Raw data.

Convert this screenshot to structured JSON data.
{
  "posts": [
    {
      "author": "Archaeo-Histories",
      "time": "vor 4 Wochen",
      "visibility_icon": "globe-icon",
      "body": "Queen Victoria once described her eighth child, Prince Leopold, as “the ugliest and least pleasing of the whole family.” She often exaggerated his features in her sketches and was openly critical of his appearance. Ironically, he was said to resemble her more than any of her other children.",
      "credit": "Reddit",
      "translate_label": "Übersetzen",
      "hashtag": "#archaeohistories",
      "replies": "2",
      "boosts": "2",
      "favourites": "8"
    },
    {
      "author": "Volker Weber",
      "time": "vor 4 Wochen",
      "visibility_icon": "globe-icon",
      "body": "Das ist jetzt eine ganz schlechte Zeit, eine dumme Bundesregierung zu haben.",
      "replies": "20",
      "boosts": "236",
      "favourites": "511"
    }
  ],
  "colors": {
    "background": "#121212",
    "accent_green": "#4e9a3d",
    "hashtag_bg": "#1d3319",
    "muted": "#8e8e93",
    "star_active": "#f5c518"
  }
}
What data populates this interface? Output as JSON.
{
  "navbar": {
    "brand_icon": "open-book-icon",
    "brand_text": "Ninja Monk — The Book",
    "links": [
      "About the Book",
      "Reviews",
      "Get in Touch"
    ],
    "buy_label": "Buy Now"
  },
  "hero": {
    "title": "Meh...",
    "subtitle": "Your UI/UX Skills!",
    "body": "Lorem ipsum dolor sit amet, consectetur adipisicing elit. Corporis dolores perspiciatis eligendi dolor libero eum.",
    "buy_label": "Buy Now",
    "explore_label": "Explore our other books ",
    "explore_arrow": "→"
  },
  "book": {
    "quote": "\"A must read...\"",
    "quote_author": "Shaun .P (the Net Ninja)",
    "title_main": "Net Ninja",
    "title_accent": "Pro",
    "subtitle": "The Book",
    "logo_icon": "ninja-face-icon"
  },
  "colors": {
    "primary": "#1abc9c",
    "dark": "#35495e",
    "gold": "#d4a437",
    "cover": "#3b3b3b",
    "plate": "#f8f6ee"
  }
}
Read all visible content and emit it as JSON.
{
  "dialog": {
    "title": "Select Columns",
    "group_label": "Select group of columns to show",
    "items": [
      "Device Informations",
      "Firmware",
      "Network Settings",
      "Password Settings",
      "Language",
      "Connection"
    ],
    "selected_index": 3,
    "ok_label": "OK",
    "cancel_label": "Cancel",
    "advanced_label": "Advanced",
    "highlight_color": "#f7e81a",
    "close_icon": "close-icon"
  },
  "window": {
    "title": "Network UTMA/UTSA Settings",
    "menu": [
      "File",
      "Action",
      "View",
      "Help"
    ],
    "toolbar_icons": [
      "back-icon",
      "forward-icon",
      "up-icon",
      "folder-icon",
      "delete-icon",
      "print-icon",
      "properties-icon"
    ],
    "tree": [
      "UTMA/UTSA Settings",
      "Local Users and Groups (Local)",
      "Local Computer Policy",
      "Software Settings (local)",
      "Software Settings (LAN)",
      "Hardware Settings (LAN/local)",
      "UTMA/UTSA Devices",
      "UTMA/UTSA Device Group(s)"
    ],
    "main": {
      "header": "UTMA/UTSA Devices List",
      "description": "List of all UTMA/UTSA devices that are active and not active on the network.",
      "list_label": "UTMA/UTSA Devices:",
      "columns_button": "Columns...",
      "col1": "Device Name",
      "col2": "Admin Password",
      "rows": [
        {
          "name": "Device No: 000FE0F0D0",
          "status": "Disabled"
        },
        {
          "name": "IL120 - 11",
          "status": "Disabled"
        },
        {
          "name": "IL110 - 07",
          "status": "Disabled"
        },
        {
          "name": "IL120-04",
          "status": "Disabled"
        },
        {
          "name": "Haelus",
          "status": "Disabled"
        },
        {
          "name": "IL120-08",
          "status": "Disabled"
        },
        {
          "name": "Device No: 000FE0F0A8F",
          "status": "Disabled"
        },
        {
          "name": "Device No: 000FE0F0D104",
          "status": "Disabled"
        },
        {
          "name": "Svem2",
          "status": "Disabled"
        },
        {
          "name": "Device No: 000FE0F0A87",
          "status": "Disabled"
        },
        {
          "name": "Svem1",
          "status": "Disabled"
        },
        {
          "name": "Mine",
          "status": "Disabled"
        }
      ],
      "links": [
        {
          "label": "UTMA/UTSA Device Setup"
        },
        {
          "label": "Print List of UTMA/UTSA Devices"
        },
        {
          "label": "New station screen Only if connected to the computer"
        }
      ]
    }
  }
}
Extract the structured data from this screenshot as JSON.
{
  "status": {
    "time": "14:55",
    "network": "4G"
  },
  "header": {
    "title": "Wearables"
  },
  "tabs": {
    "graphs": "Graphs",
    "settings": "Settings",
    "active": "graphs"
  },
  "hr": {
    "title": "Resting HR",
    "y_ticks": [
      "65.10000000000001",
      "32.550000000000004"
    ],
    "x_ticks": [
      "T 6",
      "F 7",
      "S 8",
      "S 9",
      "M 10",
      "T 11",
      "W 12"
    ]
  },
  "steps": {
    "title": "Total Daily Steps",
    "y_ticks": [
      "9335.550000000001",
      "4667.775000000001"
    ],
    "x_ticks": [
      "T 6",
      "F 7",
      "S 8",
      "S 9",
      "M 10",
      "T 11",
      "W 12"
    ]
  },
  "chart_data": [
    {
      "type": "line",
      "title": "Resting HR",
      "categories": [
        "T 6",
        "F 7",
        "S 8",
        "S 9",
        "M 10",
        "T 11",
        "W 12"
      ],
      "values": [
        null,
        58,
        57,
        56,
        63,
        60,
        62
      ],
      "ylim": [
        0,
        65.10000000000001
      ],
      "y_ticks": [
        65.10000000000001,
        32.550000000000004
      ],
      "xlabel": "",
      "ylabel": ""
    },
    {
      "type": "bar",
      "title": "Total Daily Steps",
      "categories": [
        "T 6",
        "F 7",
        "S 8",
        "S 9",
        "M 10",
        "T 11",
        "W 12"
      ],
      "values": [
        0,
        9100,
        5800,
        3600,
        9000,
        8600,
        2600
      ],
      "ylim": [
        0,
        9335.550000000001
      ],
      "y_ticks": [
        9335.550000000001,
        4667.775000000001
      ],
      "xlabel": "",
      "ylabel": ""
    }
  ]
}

Job. In the listing, find each line with the string "Daily" and copy it.

Full solution.
    "title": "Total Daily Steps",
      "title": "Total Daily Steps",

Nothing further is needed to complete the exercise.